- Excerpted passage -
◆ ◆ ◆ ◆ ◆ ◆ ◆

Reputation: 8011
Some of the targets in my Makefile
run programs whose output (which they send to stdout
) I am interested in. For a reason not known to me, the authors of make
decided to echo the executed commands to stdout
, which pollutes the latter.
A hard way around this problem that involves swapping file descriptors was suggested here. I am wondering if there is a simpler way to force make
echo to stderr
.
I looked through the man
page of make
, but did not find anything to this end besides the -s
option. I prefer to preserve the echo of commands, but have it in stderr
.
I also tried making an auxiliary target (which I made a prerequisite of all other targets), in which I put:
exec 3>&2
exec 2>&1
exec 1>&3
but bash complained that 3 wasn't a valid file descriptor. I tried only exec 1>&2
, but that did not have any effect...
Upvotes: 3
Views: 2124
Reputation: 221
Another posix-incompatible solution is to put
#!/bin/bash
exec 3>&2; exec 2>&1; exec 1>&3;
into helper/stderr
relative to my project, and
helperdir = helper
SHELL = BASH_ENV="$(helperdir)/stderr" /bin/bash
into my Makefile.
Now all executed rule code output is redirected to stderr file descriptor.
BASH_ENV
environment variable does, if set to a script path, execute that script at every bash invocation.
Upvotes: 0
Reputation: 8011
Suppose we have the following Makefile
:
target-1:
target-1-body
target-2:
target-2-body
target-3:
target-3-body
We change it as follows:
target-1-raw:
target-1-body
target-2-raw:
target-2-body
target-3-raw:
target-3-body
%-raw:
echo "Error: Target $@ does not exist!"
%:
@make $@-raw 3>&2 2>&1 1>&3
The invocation is same as before, e.g. make target-1
.
With two additional targets we made make
output to stderr
.
FYI: I am trying to develop this solution further so the user would not be able to invoke the raw targets directly.
Upvotes: 0
Reputation: 58598
What you can do entirely in the Makefile
is this:
define REDIR
@printf 1>&2 "%s\n" '$(1)'; $(1)
endef
.PHONY: all
all:
$(call REDIR,echo updating .stamp)
$(call REDIR,touch .stamp)
That is to say, take control of the command echoing yourself via a macro. Unfortunately, it involves writing your recipe lines as `$(call ...) syntax.
REDIR
now implements the semantics of echoing the command, and executing it, via macro expansion.
The 1>&2
is Bash-specific syntax for duplicating the standard error file descriptor to standard out, so the command then effectively prints to standard output.
Test run:
$ make
echo updating .stamp
updating .stamp
touch .stamp
$ make 2> /dev/null
updating .stamp
As you can see, updating .stamp
, which is the output of our explicitly coded echo
line, nicely goes to standard output. The commands are implicitly sent to standard error.

◆ ◆ ◆ ◆ ◆ ◆ ◆

- Records shown -
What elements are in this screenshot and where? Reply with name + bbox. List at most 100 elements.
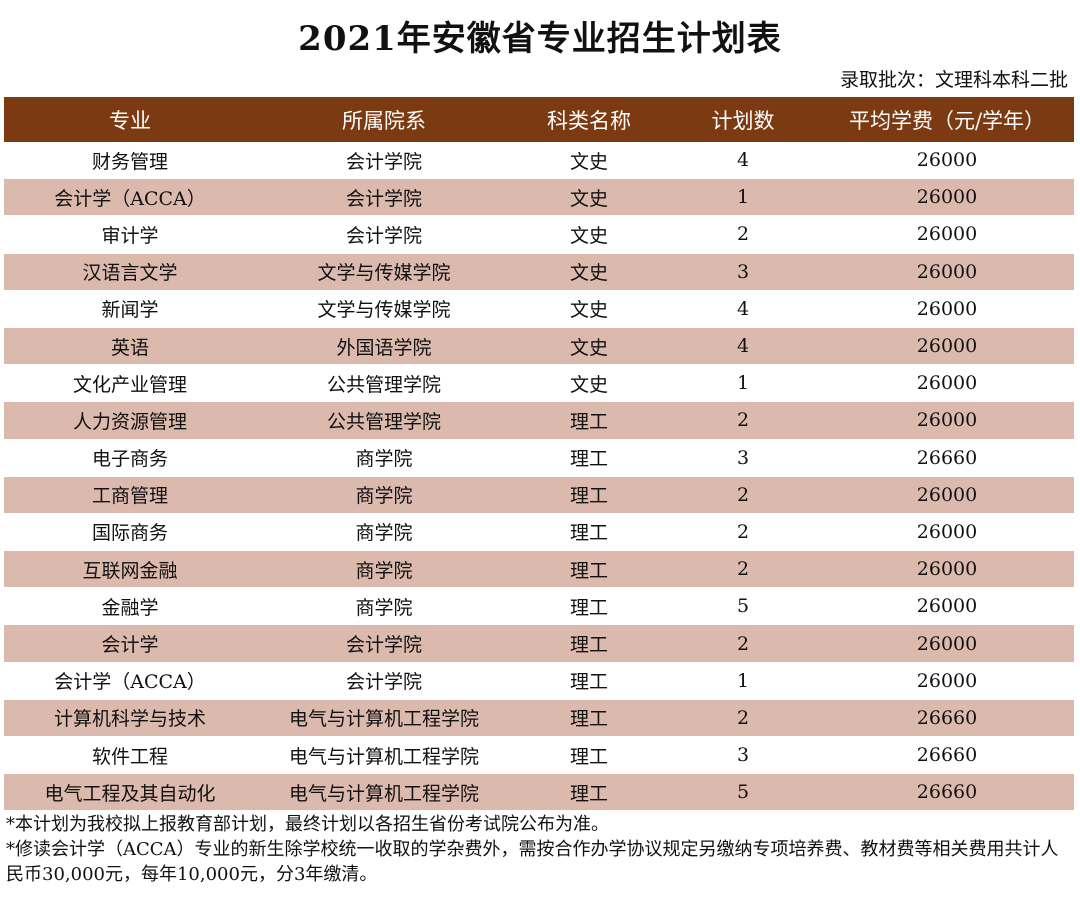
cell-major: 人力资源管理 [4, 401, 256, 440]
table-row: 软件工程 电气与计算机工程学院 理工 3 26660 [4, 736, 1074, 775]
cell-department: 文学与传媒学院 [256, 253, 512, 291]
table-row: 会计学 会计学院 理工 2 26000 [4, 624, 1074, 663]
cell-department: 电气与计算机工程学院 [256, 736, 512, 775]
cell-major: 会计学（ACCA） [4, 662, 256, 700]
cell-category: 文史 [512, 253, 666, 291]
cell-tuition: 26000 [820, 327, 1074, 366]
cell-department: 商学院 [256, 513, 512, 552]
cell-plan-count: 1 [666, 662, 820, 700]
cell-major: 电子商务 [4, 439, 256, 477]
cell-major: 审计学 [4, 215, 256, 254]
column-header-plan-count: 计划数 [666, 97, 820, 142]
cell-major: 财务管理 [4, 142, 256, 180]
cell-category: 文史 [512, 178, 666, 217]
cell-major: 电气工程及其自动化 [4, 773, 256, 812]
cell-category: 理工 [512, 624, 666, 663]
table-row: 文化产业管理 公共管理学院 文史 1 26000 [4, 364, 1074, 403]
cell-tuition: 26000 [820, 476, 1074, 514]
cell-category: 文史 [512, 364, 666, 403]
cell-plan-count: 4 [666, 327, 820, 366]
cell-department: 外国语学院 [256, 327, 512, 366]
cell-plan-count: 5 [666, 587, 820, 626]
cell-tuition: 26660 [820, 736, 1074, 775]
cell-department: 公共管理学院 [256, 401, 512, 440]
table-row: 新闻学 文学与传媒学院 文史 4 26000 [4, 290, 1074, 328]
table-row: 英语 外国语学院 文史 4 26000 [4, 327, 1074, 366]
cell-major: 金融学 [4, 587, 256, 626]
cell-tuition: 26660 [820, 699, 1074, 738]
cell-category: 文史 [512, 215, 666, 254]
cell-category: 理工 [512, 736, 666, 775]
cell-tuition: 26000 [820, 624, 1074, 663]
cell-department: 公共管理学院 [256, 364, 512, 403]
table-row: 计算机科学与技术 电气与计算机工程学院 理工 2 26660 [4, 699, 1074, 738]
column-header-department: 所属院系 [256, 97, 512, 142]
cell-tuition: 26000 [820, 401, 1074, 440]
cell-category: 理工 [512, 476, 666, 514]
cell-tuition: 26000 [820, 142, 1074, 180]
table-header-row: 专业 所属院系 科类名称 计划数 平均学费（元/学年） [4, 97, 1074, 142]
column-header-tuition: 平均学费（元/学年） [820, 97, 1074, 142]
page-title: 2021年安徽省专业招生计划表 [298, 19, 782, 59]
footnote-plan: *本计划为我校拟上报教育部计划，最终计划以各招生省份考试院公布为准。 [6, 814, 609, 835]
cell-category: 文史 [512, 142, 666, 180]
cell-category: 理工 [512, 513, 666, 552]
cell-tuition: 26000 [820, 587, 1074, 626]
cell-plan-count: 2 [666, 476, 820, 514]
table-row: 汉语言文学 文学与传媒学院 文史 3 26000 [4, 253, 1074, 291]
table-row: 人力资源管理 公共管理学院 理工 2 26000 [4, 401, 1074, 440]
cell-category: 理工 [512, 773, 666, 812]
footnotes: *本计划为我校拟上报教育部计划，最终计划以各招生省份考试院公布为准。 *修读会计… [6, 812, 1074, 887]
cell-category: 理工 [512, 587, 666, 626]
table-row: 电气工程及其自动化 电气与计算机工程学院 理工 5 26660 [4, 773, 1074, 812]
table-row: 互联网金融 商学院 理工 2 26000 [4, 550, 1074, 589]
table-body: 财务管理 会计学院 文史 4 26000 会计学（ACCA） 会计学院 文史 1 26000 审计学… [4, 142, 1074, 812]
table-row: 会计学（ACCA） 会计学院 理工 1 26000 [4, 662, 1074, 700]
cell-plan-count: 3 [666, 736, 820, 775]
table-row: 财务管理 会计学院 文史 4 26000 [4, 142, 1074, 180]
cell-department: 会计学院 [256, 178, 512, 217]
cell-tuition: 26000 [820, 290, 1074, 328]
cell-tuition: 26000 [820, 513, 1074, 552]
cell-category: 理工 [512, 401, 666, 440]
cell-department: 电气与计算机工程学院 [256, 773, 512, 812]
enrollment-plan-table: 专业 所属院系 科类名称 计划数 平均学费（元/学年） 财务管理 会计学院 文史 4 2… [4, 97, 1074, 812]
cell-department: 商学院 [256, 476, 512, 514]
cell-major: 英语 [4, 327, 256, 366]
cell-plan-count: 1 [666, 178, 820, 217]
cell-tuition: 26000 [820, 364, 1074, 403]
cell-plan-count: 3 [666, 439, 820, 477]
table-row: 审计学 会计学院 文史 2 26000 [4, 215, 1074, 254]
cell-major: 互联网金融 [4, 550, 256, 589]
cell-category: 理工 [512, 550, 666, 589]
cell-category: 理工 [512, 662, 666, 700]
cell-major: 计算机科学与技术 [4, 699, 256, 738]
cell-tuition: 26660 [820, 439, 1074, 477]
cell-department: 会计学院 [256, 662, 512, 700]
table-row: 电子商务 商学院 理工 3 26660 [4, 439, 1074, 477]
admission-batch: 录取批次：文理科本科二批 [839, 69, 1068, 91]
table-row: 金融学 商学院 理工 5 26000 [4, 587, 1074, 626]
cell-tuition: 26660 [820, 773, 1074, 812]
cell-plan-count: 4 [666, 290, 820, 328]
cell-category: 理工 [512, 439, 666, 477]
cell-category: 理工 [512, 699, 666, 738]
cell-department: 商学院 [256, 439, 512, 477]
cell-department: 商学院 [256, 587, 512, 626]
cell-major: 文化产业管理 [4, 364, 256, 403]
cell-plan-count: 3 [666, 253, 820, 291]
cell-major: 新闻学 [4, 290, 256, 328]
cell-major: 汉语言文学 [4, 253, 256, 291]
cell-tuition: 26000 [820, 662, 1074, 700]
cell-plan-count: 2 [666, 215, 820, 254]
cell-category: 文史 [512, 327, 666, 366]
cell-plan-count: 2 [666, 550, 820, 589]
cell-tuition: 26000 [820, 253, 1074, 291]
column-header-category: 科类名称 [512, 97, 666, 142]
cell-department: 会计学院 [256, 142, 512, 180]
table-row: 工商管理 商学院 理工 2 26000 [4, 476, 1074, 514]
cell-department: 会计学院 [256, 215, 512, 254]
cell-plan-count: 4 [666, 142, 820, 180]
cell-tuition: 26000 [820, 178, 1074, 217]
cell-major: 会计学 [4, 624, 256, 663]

◆ ◆ ◆ ◆ ◆ ◆ ◆

- Tasks -
• 1. Answer these questions about the Makefile discussion:
(a) What did bash complain about when the auxiliary target with the three exec lines was tried?
(b) Which environment variable, when set to a script path, runs that script at every bash invocation?
(c) In the test run of the REDIR macro, which command produced only the line "updating .stamp"?
• 2. Transcribe the records from the line containing "cell-major: 人力资源管理 [4, 401, 256, 440]" up to and including the line containing "cell-category: 理工 [512, 624, 666, 663]".
The records are unrelated to the Makefile discussion.

- Outputs by task -
• 1.
(a) Bash complained that 3 wasn't a valid file descriptor.
(b) BASH_ENV.
(c) make 2> /dev/null

• 2.
cell-major: 人力资源管理 [4, 401, 256, 440]
table-row: 软件工程 电气与计算机工程学院 理工 3 26660 [4, 736, 1074, 775]
cell-department: 文学与传媒学院 [256, 253, 512, 291]
table-row: 会计学 会计学院 理工 2 26000 [4, 624, 1074, 663]
cell-department: 电气与计算机工程学院 [256, 736, 512, 775]
cell-major: 会计学（ACCA） [4, 662, 256, 700]
cell-category: 文史 [512, 253, 666, 291]
cell-tuition: 26000 [820, 327, 1074, 366]
cell-department: 商学院 [256, 513, 512, 552]
cell-plan-count: 1 [666, 662, 820, 700]
cell-major: 电子商务 [4, 439, 256, 477]
cell-major: 审计学 [4, 215, 256, 254]
column-header-plan-count: 计划数 [666, 97, 820, 142]
cell-major: 财务管理 [4, 142, 256, 180]
cell-category: 文史 [512, 178, 666, 217]
cell-major: 电气工程及其自动化 [4, 773, 256, 812]
cell-category: 理工 [512, 624, 666, 663]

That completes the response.